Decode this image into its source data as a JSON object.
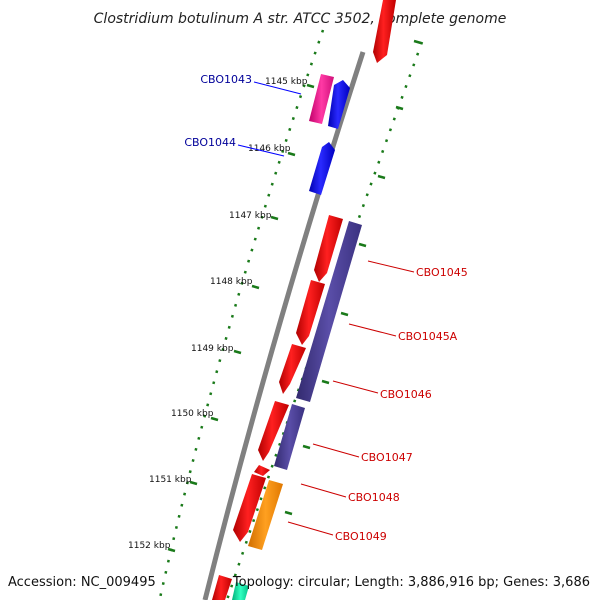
{
  "title": "Clostridium botulinum A str. ATCC 3502, complete genome",
  "accession": "Accession: NC_009495",
  "topology": "Topology: circular; Length: 3,886,916 bp; Genes: 3,686",
  "ticks": [
    "1145 kbp",
    "1146 kbp",
    "1147 kbp",
    "1148 kbp",
    "1149 kbp",
    "1150 kbp",
    "1151 kbp",
    "1152 kbp"
  ],
  "genes": [
    {
      "label": "CBO1043",
      "color": "#000099"
    },
    {
      "label": "CBO1044",
      "color": "#000099"
    },
    {
      "label": "CBO1045",
      "color": "#cc0000"
    },
    {
      "label": "CBO1045A",
      "color": "#cc0000"
    },
    {
      "label": "CBO1046",
      "color": "#cc0000"
    },
    {
      "label": "CBO1047",
      "color": "#cc0000"
    },
    {
      "label": "CBO1048",
      "color": "#cc0000"
    },
    {
      "label": "CBO1049",
      "color": "#cc0000"
    }
  ],
  "colors": {
    "backbone": "#8a8a8a",
    "tick": "#1a7a1a",
    "forward_gene": "#ff0000",
    "reverse_gene": "#0000ff",
    "pink_gene": "#ff1493",
    "purple_gene": "#483d8b",
    "orange_gene": "#ff8c00",
    "teal_gene": "#00e5a0"
  }
}
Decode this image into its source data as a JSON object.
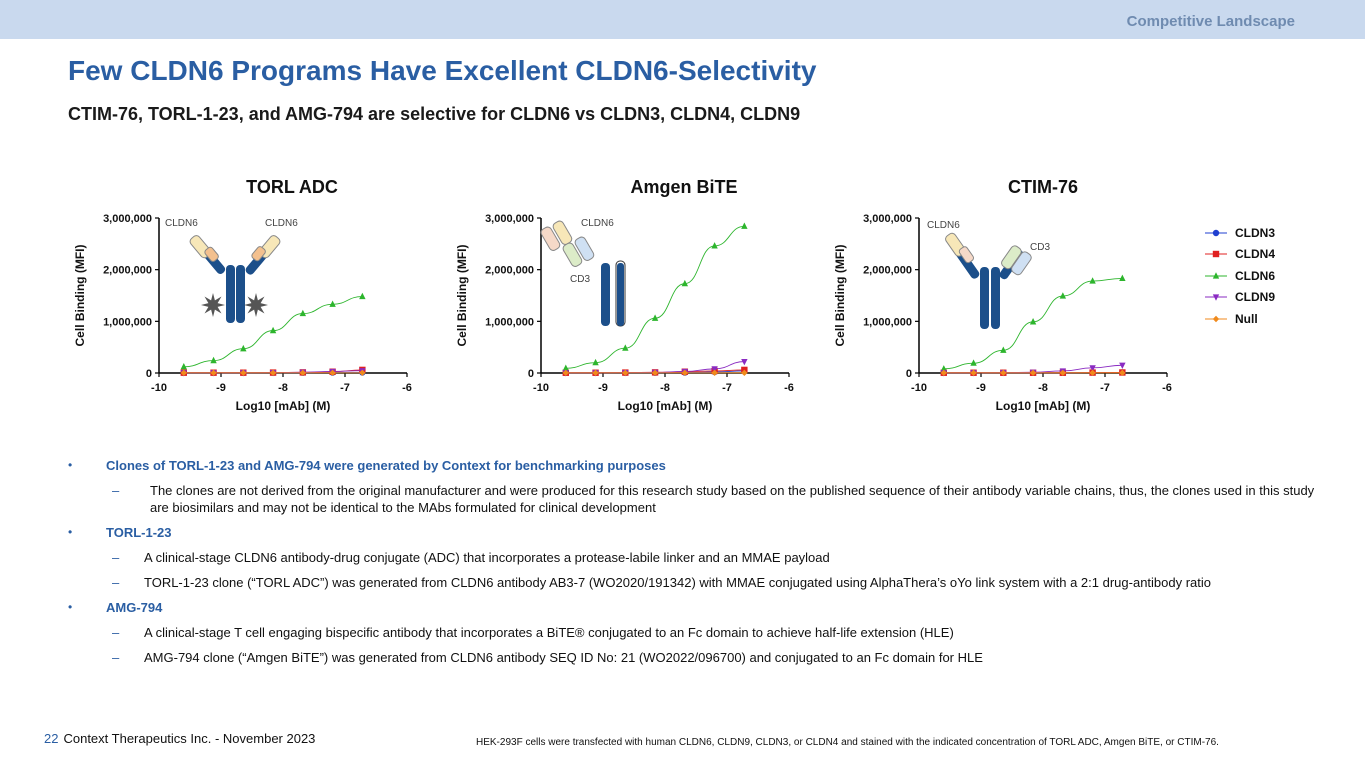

WHAT YOU NEED TO DO:
Set down every record above exactly as it stands, but skip the pictures.

THE ANSWER:
Decode this image into its source data as a JSON object.
{
  "title": "Clostridium botulinum A str. ATCC 3502, complete genome",
  "accession": "Accession: NC_009495",
  "topology": "Topology: circular; Length: 3,886,916 bp; Genes: 3,686",
  "ticks": [
    "1145 kbp",
    "1146 kbp",
    "1147 kbp",
    "1148 kbp",
    "1149 kbp",
    "1150 kbp",
    "1151 kbp",
    "1152 kbp"
  ],
  "genes": [
    {
      "label": "CBO1043",
      "color": "#000099"
    },
    {
      "label": "CBO1044",
      "color": "#000099"
    },
    {
      "label": "CBO1045",
      "color": "#cc0000"
    },
    {
      "label": "CBO1045A",
      "color": "#cc0000"
    },
    {
      "label": "CBO1046",
      "color": "#cc0000"
    },
    {
      "label": "CBO1047",
      "color": "#cc0000"
    },
    {
      "label": "CBO1048",
      "color": "#cc0000"
    },
    {
      "label": "CBO1049",
      "color": "#cc0000"
    }
  ],
  "colors": {
    "backbone": "#8a8a8a",
    "tick": "#1a7a1a",
    "forward_gene": "#ff0000",
    "reverse_gene": "#0000ff",
    "pink_gene": "#ff1493",
    "purple_gene": "#483d8b",
    "orange_gene": "#ff8c00",
    "teal_gene": "#00e5a0"
  }
}
Decode this image into its source data as a JSON object.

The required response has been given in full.